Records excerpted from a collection

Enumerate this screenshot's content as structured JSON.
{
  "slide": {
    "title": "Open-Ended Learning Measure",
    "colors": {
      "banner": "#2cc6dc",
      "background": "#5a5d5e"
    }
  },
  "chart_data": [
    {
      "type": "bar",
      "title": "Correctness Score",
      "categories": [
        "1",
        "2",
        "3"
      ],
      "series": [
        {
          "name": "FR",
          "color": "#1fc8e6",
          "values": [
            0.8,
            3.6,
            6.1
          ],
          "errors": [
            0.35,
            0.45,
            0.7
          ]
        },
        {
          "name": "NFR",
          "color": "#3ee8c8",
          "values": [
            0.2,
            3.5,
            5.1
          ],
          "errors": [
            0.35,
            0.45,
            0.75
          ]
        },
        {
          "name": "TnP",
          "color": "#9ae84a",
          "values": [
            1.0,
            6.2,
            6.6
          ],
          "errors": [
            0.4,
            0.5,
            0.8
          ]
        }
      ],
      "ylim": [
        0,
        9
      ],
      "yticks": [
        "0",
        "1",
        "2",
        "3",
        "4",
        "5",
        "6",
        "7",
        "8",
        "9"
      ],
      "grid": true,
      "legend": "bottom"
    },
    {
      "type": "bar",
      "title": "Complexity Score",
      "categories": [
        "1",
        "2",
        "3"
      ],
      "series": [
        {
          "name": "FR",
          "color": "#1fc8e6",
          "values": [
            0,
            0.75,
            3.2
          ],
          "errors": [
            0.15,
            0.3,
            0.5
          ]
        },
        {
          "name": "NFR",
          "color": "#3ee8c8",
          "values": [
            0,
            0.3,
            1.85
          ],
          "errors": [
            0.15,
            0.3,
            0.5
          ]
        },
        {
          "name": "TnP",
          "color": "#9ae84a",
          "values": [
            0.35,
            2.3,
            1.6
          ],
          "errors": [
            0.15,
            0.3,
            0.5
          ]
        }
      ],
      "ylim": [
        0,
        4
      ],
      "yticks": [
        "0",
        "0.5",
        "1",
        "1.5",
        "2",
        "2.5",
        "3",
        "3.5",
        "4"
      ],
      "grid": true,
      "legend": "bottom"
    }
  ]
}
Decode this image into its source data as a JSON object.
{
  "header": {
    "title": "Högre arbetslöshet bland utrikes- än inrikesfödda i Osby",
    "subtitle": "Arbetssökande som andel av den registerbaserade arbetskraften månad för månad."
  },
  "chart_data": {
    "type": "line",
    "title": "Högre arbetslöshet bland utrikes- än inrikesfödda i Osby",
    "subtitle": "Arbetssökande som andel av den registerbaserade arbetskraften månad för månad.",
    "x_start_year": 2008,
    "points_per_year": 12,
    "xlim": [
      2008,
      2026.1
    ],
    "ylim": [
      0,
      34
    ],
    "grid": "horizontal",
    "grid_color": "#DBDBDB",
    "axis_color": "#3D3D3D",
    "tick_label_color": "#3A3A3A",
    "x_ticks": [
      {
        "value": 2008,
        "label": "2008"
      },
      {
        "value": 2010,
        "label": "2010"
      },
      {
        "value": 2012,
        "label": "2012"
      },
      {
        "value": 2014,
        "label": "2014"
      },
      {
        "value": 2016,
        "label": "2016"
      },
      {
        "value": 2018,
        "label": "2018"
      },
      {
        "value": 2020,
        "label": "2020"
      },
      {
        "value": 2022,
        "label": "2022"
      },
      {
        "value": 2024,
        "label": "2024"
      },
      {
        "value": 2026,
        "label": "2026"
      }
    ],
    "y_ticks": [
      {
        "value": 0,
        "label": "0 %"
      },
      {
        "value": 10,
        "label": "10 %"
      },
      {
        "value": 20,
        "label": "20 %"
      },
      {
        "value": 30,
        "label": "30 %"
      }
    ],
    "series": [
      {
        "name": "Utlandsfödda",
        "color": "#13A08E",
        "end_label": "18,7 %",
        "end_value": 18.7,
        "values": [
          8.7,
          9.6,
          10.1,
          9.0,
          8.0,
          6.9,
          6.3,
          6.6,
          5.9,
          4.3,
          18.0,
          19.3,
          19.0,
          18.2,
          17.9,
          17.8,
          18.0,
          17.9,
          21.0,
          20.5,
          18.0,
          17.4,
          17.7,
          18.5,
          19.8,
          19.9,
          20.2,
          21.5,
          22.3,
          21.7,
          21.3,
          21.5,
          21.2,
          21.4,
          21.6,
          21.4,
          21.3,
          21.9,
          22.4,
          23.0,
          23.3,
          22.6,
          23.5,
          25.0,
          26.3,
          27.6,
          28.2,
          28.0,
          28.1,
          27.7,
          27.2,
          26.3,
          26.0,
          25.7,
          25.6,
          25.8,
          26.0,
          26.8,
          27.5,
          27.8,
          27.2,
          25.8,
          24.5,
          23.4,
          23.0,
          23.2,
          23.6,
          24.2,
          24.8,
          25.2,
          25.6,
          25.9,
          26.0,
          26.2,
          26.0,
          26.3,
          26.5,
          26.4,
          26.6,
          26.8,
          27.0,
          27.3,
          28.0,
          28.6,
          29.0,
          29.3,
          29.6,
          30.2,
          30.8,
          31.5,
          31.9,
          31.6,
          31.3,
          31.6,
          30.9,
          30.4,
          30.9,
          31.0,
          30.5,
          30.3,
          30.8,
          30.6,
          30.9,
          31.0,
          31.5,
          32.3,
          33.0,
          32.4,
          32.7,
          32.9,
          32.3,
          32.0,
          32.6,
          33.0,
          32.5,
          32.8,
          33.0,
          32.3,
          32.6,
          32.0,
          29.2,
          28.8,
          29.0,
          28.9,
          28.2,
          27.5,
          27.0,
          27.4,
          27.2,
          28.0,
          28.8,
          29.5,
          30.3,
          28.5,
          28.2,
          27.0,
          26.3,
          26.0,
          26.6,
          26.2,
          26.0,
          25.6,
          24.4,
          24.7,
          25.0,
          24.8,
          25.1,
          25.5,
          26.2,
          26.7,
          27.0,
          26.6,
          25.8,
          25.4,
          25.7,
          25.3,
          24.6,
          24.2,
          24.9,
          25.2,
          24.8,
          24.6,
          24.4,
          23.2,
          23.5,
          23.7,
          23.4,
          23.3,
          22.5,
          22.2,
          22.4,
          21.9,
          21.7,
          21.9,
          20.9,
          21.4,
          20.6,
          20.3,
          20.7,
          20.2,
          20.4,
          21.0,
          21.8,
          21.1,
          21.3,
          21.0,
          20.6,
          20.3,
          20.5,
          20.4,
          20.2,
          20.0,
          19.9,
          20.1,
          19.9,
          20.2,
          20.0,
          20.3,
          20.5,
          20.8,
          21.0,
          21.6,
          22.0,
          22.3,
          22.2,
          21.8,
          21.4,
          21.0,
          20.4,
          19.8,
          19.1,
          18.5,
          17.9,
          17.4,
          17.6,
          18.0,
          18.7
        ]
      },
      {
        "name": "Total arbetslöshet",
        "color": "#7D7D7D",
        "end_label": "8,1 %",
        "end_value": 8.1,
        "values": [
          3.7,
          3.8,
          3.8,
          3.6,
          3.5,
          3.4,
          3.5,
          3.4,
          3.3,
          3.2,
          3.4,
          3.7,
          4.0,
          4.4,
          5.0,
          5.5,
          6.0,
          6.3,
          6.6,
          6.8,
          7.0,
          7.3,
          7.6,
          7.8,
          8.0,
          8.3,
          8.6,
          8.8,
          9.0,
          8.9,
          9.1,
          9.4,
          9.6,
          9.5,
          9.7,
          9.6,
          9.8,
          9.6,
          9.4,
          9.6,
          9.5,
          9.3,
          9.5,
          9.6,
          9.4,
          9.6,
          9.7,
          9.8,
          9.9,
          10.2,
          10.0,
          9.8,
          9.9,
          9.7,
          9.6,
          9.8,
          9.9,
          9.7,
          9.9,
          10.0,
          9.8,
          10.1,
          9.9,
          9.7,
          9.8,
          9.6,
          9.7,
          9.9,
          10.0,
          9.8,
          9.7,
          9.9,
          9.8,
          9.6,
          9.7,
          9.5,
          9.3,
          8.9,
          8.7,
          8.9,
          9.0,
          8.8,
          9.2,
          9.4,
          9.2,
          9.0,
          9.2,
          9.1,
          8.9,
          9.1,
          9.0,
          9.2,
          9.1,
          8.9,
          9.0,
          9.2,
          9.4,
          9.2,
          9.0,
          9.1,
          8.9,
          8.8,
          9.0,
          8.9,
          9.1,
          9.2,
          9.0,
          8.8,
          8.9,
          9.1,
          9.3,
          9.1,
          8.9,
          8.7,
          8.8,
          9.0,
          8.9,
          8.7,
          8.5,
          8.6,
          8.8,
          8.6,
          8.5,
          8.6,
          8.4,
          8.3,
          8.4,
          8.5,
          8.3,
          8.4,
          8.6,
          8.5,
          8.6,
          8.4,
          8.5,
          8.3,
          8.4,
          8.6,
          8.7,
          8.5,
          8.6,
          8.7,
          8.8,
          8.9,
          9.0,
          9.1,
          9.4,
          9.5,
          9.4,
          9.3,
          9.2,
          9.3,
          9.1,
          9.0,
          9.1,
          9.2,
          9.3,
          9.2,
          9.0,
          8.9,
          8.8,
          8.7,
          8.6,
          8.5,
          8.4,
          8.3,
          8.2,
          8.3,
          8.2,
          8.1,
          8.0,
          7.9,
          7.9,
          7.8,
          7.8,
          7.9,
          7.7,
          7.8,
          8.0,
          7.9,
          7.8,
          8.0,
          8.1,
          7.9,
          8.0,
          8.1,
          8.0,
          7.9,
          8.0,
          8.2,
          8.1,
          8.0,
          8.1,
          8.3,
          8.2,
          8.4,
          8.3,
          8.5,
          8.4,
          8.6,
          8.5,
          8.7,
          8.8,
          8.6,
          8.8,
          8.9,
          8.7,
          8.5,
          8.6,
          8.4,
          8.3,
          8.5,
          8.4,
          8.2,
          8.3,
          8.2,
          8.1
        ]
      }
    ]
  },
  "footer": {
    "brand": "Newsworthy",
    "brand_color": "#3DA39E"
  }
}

● Task details
Copy each line of the preceding data that contains the string "månad".

● Response to the exercise
    "subtitle": "Arbetssökande som andel av den registerbaserade arbetskraften månad för månad."
    "subtitle": "Arbetssökande som andel av den registerbaserade arbetskraften månad för månad.",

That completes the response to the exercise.